[Items from a data source]
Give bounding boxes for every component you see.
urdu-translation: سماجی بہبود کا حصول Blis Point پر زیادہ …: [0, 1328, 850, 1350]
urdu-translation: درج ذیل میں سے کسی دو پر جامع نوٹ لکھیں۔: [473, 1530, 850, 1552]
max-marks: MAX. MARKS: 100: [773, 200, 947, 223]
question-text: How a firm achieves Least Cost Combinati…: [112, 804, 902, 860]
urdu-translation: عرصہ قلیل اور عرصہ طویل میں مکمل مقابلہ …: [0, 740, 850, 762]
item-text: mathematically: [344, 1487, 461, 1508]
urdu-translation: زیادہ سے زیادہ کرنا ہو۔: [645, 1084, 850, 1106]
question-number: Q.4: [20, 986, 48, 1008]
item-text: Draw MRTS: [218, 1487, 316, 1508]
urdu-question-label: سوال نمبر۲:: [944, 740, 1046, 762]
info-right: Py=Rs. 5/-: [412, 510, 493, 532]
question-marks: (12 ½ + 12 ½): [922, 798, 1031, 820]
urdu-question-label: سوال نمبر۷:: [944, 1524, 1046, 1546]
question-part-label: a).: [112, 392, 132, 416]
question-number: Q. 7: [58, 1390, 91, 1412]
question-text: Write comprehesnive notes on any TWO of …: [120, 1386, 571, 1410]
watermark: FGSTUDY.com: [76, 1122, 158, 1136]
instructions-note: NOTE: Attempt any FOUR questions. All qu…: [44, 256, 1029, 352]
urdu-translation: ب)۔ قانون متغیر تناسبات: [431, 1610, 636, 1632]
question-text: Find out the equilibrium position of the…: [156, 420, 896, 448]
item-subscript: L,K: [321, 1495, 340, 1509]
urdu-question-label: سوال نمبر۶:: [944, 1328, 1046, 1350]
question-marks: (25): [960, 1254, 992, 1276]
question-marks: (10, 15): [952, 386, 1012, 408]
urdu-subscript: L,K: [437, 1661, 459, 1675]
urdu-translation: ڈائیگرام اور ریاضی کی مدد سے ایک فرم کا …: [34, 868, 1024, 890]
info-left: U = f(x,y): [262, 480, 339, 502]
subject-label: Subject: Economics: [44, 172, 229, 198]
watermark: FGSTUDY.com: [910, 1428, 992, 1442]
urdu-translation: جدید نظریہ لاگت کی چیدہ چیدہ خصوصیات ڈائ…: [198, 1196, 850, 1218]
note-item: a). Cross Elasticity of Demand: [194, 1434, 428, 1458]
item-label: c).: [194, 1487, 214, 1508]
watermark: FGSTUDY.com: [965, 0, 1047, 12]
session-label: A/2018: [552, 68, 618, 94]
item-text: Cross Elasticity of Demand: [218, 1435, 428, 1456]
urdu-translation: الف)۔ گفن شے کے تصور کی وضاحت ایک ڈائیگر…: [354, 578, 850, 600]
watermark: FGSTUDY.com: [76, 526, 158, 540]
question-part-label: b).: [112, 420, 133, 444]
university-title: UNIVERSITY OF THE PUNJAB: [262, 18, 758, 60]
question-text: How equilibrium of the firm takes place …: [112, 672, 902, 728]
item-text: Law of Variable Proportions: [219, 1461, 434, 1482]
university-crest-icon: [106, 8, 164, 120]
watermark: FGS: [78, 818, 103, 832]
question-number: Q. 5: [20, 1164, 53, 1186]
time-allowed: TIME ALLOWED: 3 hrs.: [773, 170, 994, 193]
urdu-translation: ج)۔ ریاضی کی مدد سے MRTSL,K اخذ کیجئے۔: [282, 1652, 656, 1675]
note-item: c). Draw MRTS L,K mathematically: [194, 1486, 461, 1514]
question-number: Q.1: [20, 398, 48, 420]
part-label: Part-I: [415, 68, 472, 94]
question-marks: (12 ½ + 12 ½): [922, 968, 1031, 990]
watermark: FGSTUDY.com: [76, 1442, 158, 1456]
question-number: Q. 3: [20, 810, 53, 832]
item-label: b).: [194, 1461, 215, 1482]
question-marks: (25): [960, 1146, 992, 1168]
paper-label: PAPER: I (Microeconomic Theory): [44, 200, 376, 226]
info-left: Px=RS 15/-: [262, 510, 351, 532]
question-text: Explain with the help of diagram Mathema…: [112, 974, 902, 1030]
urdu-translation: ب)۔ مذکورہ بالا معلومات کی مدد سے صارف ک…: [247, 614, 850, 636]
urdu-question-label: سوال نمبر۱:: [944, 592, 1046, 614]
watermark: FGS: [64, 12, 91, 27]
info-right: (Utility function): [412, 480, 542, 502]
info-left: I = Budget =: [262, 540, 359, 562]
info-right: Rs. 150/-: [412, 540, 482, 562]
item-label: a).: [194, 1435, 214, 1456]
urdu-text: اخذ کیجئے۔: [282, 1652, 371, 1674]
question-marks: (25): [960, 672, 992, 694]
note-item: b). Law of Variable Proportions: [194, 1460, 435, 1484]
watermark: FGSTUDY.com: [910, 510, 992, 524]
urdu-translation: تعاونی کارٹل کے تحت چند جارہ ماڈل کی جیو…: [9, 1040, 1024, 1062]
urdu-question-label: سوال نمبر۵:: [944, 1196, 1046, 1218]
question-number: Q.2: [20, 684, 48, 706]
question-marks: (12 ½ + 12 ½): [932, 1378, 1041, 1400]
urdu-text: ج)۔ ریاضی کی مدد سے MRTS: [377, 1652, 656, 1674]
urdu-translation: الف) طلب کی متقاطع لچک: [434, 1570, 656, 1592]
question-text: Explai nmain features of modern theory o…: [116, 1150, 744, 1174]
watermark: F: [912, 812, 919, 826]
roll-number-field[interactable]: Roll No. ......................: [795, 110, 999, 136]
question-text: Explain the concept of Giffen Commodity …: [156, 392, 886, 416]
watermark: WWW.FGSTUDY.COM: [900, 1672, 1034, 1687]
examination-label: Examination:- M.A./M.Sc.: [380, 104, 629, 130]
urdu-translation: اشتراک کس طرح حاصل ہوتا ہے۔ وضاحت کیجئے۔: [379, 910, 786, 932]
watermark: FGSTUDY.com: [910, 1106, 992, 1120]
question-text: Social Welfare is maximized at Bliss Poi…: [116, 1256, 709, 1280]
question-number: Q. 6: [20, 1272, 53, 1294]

- **Challenge**: Copy each line of the items above without any changes.

- **Output of the task**:
Give bounding boxes for every component you see.
urdu-translation: سماجی بہبود کا حصول Blis Point پر زیادہ …: [0, 1328, 850, 1350]
urdu-translation: درج ذیل میں سے کسی دو پر جامع نوٹ لکھیں۔: [473, 1530, 850, 1552]
max-marks: MAX. MARKS: 100: [773, 200, 947, 223]
question-text: How a firm achieves Least Cost Combinati…: [112, 804, 902, 860]
urdu-translation: عرصہ قلیل اور عرصہ طویل میں مکمل مقابلہ …: [0, 740, 850, 762]
item-text: mathematically: [344, 1487, 461, 1508]
urdu-translation: زیادہ سے زیادہ کرنا ہو۔: [645, 1084, 850, 1106]
question-number: Q.4: [20, 986, 48, 1008]
item-text: Draw MRTS: [218, 1487, 316, 1508]
urdu-question-label: سوال نمبر۲:: [944, 740, 1046, 762]
info-right: Py=Rs. 5/-: [412, 510, 493, 532]
question-marks: (12 ½ + 12 ½): [922, 798, 1031, 820]
urdu-question-label: سوال نمبر۷:: [944, 1524, 1046, 1546]
question-part-label: a).: [112, 392, 132, 416]
question-number: Q. 7: [58, 1390, 91, 1412]
question-text: Write comprehesnive notes on any TWO of …: [120, 1386, 571, 1410]
watermark: FGSTUDY.com: [76, 1122, 158, 1136]
instructions-note: NOTE: Attempt any FOUR questions. All qu…: [44, 256, 1029, 352]
urdu-translation: ب)۔ قانون متغیر تناسبات: [431, 1610, 636, 1632]
question-text: Find out the equilibrium position of the…: [156, 420, 896, 448]
item-subscript: L,K: [321, 1495, 340, 1509]
urdu-question-label: سوال نمبر۶:: [944, 1328, 1046, 1350]
question-marks: (25): [960, 1254, 992, 1276]
question-marks: (10, 15): [952, 386, 1012, 408]
urdu-subscript: L,K: [437, 1661, 459, 1675]
urdu-translation: ڈائیگرام اور ریاضی کی مدد سے ایک فرم کا …: [34, 868, 1024, 890]
info-left: U = f(x,y): [262, 480, 339, 502]
subject-label: Subject: Economics: [44, 172, 229, 198]
watermark: FGSTUDY.com: [910, 1428, 992, 1442]
urdu-translation: جدید نظریہ لاگت کی چیدہ چیدہ خصوصیات ڈائ…: [198, 1196, 850, 1218]
note-item: a). Cross Elasticity of Demand: [194, 1434, 428, 1458]
item-label: c).: [194, 1487, 214, 1508]
watermark: FGSTUDY.com: [965, 0, 1047, 12]
session-label: A/2018: [552, 68, 618, 94]
item-text: Cross Elasticity of Demand: [218, 1435, 428, 1456]
urdu-translation: الف)۔ گفن شے کے تصور کی وضاحت ایک ڈائیگر…: [354, 578, 850, 600]
watermark: FGSTUDY.com: [76, 526, 158, 540]
question-part-label: b).: [112, 420, 133, 444]
university-title: UNIVERSITY OF THE PUNJAB: [262, 18, 758, 60]
question-text: How equilibrium of the firm takes place …: [112, 672, 902, 728]
item-text: Law of Variable Proportions: [219, 1461, 434, 1482]
university-crest-icon: [106, 8, 164, 120]
watermark: FGS: [78, 818, 103, 832]
question-number: Q. 5: [20, 1164, 53, 1186]
time-allowed: TIME ALLOWED: 3 hrs.: [773, 170, 994, 193]
urdu-translation: ج)۔ ریاضی کی مدد سے MRTSL,K اخذ کیجئے۔: [282, 1652, 656, 1675]
note-item: c). Draw MRTS L,K mathematically: [194, 1486, 461, 1514]
question-number: Q.1: [20, 398, 48, 420]
part-label: Part-I: [415, 68, 472, 94]
question-marks: (12 ½ + 12 ½): [922, 968, 1031, 990]
watermark: FGSTUDY.com: [76, 1442, 158, 1456]
question-number: Q. 3: [20, 810, 53, 832]
item-label: b).: [194, 1461, 215, 1482]
question-marks: (25): [960, 1146, 992, 1168]
paper-label: PAPER: I (Microeconomic Theory): [44, 200, 376, 226]
info-left: Px=RS 15/-: [262, 510, 351, 532]
question-text: Explain with the help of diagram Mathema…: [112, 974, 902, 1030]
urdu-translation: ب)۔ مذکورہ بالا معلومات کی مدد سے صارف ک…: [247, 614, 850, 636]
urdu-question-label: سوال نمبر۱:: [944, 592, 1046, 614]
watermark: FGS: [64, 12, 91, 27]
info-right: (Utility function): [412, 480, 542, 502]
info-left: I = Budget =: [262, 540, 359, 562]
info-right: Rs. 150/-: [412, 540, 482, 562]
item-label: a).: [194, 1435, 214, 1456]
urdu-text: اخذ کیجئے۔: [282, 1652, 371, 1674]
question-marks: (25): [960, 672, 992, 694]
note-item: b). Law of Variable Proportions: [194, 1460, 435, 1484]
watermark: FGSTUDY.com: [910, 510, 992, 524]
urdu-translation: تعاونی کارٹل کے تحت چند جارہ ماڈل کی جیو…: [9, 1040, 1024, 1062]
urdu-question-label: سوال نمبر۵:: [944, 1196, 1046, 1218]
question-number: Q.2: [20, 684, 48, 706]
question-marks: (12 ½ + 12 ½): [932, 1378, 1041, 1400]
urdu-text: ج)۔ ریاضی کی مدد سے MRTS: [377, 1652, 656, 1674]
urdu-translation: الف) طلب کی متقاطع لچک: [434, 1570, 656, 1592]
question-text: Explai nmain features of modern theory o…: [116, 1150, 744, 1174]
watermark: F: [912, 812, 919, 826]
roll-number-field[interactable]: Roll No. ......................: [795, 110, 999, 136]
question-text: Explain the concept of Giffen Commodity …: [156, 392, 886, 416]
watermark: WWW.FGSTUDY.COM: [900, 1672, 1034, 1687]
examination-label: Examination:- M.A./M.Sc.: [380, 104, 629, 130]
urdu-translation: اشتراک کس طرح حاصل ہوتا ہے۔ وضاحت کیجئے۔: [379, 910, 786, 932]
watermark: FGSTUDY.com: [910, 1106, 992, 1120]
question-text: Social Welfare is maximized at Bliss Poi…: [116, 1256, 709, 1280]
question-number: Q. 6: [20, 1272, 53, 1294]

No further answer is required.